## START

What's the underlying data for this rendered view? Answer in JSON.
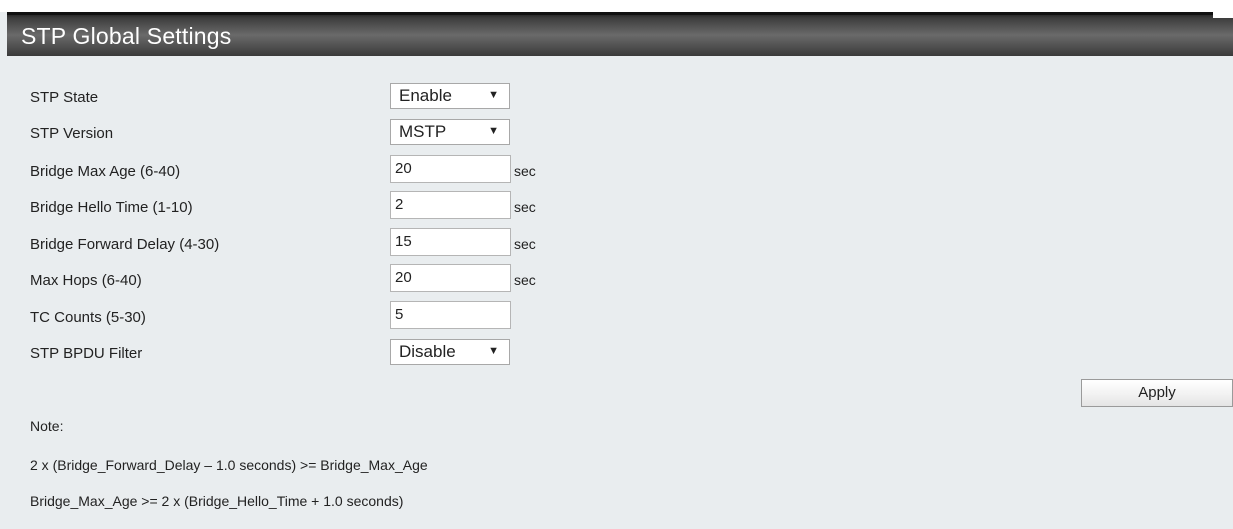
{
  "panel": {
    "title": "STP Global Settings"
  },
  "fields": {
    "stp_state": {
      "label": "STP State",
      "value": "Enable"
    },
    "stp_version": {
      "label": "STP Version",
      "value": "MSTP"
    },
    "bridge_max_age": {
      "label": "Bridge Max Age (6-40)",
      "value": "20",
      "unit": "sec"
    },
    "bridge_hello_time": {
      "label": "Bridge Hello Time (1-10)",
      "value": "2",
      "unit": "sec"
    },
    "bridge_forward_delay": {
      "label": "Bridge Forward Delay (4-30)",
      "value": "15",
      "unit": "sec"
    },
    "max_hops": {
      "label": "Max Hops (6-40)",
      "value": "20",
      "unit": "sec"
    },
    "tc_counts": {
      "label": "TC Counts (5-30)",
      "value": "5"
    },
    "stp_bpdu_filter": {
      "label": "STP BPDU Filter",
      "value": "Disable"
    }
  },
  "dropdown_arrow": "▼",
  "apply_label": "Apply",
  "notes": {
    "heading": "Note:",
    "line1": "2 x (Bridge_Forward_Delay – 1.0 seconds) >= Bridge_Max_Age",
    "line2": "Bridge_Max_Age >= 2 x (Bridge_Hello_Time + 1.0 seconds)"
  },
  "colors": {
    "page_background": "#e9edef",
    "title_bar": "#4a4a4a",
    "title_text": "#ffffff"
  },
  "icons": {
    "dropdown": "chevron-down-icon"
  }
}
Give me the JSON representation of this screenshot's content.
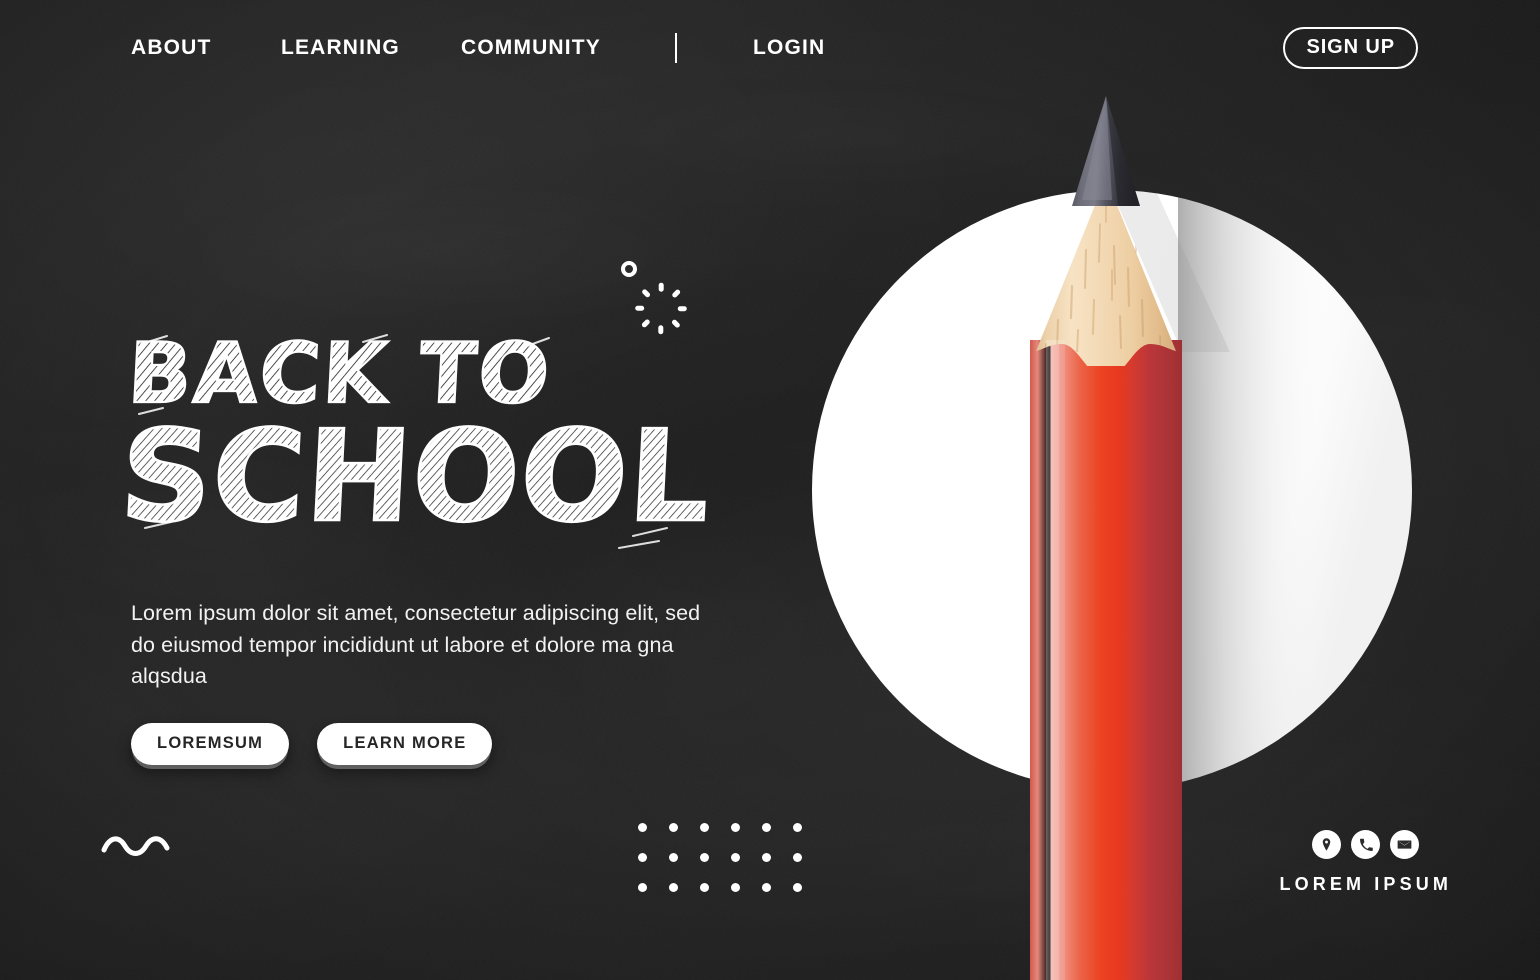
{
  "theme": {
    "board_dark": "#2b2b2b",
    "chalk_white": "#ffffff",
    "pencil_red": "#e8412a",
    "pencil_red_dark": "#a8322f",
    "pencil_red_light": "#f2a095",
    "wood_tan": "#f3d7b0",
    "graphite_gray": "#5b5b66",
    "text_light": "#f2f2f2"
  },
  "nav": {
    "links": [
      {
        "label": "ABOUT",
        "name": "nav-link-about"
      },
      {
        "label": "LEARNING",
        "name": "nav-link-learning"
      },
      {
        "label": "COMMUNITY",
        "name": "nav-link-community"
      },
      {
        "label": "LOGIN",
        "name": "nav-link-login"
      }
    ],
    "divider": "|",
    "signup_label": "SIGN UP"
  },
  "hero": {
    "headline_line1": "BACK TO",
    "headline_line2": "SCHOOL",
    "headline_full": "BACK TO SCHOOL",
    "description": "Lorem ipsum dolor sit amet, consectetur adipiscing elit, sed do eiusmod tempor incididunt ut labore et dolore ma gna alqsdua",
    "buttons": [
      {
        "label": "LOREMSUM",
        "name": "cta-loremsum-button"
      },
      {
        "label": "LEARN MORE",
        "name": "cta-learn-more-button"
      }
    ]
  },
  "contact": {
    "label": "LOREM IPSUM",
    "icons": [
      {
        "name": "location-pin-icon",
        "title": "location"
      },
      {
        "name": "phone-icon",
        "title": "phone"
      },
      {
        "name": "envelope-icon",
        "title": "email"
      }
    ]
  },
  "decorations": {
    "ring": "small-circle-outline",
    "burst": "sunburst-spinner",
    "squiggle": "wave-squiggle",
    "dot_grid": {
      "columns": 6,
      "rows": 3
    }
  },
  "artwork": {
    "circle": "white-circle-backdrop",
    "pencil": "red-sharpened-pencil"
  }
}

## END
## START

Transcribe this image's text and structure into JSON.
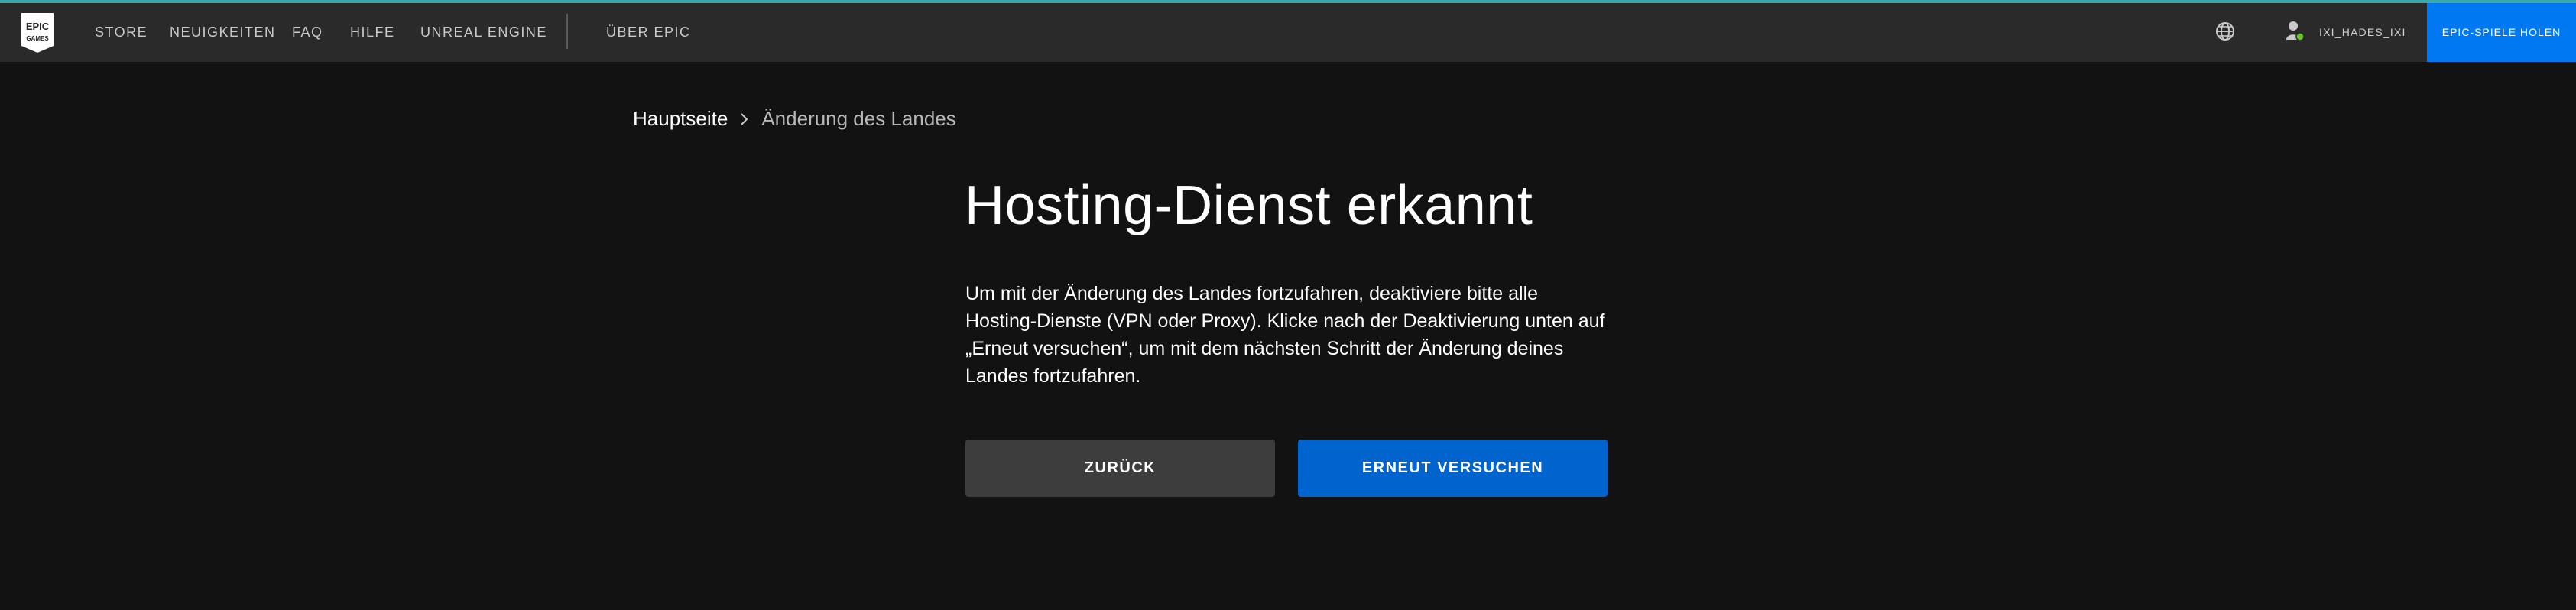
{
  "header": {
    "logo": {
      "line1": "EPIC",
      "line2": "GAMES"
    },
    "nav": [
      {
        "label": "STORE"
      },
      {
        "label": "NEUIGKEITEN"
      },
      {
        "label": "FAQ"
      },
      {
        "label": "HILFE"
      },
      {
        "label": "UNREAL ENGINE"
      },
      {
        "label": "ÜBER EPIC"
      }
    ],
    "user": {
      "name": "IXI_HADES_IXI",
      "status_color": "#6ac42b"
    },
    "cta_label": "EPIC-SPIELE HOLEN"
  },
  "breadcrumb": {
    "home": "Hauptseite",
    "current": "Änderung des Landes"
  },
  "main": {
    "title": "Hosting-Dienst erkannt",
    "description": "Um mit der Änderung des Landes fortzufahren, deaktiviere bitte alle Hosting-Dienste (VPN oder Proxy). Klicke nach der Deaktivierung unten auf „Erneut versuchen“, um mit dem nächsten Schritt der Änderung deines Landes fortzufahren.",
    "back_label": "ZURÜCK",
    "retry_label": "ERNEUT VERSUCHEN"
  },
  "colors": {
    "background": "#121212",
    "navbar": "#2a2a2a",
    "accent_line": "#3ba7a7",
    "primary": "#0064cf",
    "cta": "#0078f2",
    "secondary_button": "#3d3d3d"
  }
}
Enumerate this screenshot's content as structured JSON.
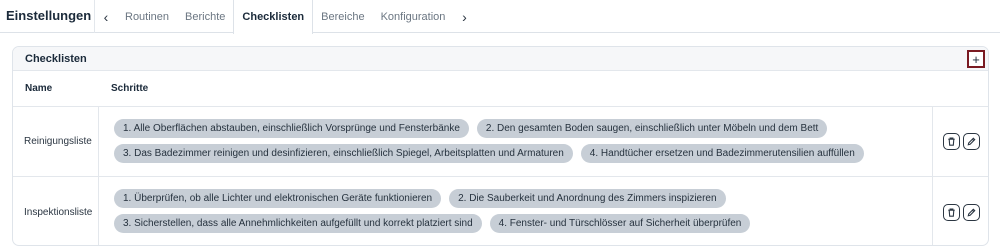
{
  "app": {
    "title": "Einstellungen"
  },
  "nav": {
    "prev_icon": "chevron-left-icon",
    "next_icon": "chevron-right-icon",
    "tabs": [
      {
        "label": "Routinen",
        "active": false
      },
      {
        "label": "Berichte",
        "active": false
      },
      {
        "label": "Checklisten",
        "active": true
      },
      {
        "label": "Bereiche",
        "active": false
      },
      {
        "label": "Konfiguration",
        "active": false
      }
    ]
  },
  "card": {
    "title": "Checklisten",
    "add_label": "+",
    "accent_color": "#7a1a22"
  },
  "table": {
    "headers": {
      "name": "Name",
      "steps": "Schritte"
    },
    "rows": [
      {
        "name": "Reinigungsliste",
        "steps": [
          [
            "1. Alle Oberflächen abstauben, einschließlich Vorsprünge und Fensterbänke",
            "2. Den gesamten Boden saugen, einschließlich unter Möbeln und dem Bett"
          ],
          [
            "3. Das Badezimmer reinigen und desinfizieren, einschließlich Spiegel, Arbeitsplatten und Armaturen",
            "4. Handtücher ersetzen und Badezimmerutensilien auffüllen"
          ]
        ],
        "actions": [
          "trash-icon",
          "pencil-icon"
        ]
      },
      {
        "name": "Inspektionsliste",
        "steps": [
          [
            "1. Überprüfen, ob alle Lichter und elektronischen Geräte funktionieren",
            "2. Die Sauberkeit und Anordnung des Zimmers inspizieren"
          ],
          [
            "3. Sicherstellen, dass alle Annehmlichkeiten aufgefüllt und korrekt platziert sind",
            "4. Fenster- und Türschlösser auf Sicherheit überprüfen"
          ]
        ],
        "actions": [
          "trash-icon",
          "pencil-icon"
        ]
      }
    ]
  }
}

## END

**Exercise**:
Check each line of the entries above for the word "Änderung". List the ones that have it.

**Worked solution**:
    "current": "Änderung des Landes"
    "description": "Um mit der Änderung des Landes fortzufahren, deaktiviere bitte alle Hosting-Dienste (VPN oder Proxy). Klicke nach der Deaktivierung unten auf „Erneut versuchen“, um mit dem nächsten Schritt der Änderung deines Landes fortzufahren.",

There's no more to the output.